What is expected: Gather each line in the entries that includes the string "frequency".

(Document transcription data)

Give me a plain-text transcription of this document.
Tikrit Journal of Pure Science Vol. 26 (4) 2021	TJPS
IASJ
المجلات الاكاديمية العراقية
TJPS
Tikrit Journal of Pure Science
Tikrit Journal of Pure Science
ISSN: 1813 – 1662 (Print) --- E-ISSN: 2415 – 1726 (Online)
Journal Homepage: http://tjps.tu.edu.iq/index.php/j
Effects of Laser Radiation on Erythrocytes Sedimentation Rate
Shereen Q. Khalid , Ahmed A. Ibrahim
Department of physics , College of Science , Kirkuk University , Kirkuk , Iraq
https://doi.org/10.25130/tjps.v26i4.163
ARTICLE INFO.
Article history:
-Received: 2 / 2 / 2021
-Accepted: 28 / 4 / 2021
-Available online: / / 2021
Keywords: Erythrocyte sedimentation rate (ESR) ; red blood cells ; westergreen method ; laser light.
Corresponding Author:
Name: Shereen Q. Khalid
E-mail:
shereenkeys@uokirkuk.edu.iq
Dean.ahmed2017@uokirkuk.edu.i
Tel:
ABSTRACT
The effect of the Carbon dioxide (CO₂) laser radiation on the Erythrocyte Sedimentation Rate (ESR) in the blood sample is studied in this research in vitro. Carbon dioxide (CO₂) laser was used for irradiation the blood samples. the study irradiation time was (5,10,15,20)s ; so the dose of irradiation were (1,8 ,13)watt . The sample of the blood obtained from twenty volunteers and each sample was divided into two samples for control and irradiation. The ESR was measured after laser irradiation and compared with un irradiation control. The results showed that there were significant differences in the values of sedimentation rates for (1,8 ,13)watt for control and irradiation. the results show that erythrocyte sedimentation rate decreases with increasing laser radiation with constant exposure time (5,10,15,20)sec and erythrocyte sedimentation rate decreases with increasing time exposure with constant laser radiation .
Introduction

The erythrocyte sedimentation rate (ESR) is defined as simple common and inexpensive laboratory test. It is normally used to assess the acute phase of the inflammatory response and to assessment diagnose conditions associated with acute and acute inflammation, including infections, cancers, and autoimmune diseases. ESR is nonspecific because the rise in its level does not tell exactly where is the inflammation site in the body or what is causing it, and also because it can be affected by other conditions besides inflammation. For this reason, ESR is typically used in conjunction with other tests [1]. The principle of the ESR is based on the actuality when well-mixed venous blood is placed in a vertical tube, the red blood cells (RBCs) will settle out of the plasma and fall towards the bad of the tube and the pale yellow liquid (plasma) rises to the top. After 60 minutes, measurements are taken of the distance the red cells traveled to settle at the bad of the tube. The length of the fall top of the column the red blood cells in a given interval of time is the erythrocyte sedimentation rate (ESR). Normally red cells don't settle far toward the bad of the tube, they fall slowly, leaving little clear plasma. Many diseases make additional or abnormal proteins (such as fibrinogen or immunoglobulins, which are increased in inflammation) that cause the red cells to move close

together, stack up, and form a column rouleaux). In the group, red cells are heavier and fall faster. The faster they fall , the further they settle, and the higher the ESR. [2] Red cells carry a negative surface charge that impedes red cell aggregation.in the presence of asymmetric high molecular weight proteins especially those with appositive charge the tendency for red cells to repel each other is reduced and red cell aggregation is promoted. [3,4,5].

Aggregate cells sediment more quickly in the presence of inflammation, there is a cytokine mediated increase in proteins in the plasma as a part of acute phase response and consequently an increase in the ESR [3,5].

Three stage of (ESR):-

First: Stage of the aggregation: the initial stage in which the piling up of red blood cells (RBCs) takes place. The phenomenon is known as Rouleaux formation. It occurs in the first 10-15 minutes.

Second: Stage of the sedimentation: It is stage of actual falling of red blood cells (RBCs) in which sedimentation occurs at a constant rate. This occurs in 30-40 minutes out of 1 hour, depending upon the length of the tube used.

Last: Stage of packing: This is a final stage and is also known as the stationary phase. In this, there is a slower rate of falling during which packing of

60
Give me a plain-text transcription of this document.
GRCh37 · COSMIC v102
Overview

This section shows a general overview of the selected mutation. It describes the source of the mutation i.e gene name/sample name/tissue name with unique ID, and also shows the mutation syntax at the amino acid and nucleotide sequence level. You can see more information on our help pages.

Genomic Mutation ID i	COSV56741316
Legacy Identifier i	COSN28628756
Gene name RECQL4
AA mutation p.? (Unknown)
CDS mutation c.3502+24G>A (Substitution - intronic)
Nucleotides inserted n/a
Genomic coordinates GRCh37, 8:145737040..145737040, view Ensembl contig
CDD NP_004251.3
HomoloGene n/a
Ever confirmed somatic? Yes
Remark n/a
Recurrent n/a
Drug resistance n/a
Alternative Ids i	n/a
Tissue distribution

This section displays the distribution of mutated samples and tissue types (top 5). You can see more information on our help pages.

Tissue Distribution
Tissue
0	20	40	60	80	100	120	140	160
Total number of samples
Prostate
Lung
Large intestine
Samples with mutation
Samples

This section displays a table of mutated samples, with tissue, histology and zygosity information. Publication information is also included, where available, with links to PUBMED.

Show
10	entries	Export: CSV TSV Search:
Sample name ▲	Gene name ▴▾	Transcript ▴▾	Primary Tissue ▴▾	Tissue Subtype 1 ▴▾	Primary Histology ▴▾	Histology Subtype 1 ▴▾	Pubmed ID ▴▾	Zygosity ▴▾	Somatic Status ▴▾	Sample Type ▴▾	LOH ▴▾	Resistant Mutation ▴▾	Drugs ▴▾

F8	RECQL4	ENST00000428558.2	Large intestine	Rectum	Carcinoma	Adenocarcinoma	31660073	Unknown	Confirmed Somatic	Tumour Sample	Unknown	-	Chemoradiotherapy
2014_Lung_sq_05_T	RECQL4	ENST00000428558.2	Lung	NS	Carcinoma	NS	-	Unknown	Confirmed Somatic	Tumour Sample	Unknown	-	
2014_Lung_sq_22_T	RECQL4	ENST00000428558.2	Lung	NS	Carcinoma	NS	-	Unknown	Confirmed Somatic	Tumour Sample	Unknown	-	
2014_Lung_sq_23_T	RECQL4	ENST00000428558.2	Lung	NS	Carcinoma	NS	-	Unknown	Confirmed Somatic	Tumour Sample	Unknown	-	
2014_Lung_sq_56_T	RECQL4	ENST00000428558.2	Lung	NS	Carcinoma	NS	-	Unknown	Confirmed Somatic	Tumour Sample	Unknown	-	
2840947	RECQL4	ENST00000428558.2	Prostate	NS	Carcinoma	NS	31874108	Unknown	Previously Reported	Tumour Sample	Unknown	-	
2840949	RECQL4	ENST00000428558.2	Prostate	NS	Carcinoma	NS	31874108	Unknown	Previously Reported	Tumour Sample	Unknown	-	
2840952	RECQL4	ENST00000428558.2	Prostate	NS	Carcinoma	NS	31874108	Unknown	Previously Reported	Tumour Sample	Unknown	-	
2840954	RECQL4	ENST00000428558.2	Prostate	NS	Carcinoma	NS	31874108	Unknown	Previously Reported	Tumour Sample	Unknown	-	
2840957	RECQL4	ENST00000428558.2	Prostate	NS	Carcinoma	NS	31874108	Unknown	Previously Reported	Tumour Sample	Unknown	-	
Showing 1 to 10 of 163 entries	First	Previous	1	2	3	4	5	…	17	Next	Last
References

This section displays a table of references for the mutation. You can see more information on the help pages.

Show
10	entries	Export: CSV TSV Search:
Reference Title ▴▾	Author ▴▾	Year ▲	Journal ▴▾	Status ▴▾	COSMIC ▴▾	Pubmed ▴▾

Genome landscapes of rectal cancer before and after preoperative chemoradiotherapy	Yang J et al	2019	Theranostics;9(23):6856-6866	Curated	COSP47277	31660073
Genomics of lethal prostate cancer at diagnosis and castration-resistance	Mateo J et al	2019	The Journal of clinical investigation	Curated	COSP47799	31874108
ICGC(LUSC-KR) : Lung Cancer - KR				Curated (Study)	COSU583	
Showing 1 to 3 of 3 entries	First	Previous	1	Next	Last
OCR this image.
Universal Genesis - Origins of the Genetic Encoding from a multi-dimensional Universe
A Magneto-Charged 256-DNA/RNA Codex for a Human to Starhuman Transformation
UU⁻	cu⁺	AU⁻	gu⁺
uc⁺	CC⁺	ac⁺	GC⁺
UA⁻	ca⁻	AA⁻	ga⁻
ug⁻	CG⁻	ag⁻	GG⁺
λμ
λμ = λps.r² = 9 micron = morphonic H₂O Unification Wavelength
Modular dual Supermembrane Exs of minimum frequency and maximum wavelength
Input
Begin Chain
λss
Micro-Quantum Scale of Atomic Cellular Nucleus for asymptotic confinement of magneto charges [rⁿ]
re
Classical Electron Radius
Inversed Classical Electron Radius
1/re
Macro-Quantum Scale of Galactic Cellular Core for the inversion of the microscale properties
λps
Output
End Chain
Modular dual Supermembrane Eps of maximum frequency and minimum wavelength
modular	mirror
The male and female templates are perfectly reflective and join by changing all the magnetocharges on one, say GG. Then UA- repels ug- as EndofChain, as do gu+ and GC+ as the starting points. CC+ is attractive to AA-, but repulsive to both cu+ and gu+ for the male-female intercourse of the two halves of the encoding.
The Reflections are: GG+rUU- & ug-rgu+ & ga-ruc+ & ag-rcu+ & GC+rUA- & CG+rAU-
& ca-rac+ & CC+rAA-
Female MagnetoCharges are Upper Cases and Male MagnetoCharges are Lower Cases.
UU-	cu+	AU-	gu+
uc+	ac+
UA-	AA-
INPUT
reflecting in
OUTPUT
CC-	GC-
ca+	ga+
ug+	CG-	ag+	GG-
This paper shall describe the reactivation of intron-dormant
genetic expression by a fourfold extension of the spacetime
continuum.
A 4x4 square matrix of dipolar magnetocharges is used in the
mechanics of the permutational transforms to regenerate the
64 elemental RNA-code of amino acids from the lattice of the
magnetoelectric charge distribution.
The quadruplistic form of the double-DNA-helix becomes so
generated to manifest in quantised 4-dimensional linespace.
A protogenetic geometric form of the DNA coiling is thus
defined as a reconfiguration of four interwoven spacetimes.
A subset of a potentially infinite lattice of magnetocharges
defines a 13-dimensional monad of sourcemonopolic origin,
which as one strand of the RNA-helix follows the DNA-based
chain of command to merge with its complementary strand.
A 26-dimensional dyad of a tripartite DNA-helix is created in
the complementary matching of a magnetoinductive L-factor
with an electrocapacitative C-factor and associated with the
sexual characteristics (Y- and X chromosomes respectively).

Written solution:
Modular dual Supermembrane Exs of minimum frequency and maximum wavelength
Modular dual Supermembrane Eps of maximum frequency and minimum wavelength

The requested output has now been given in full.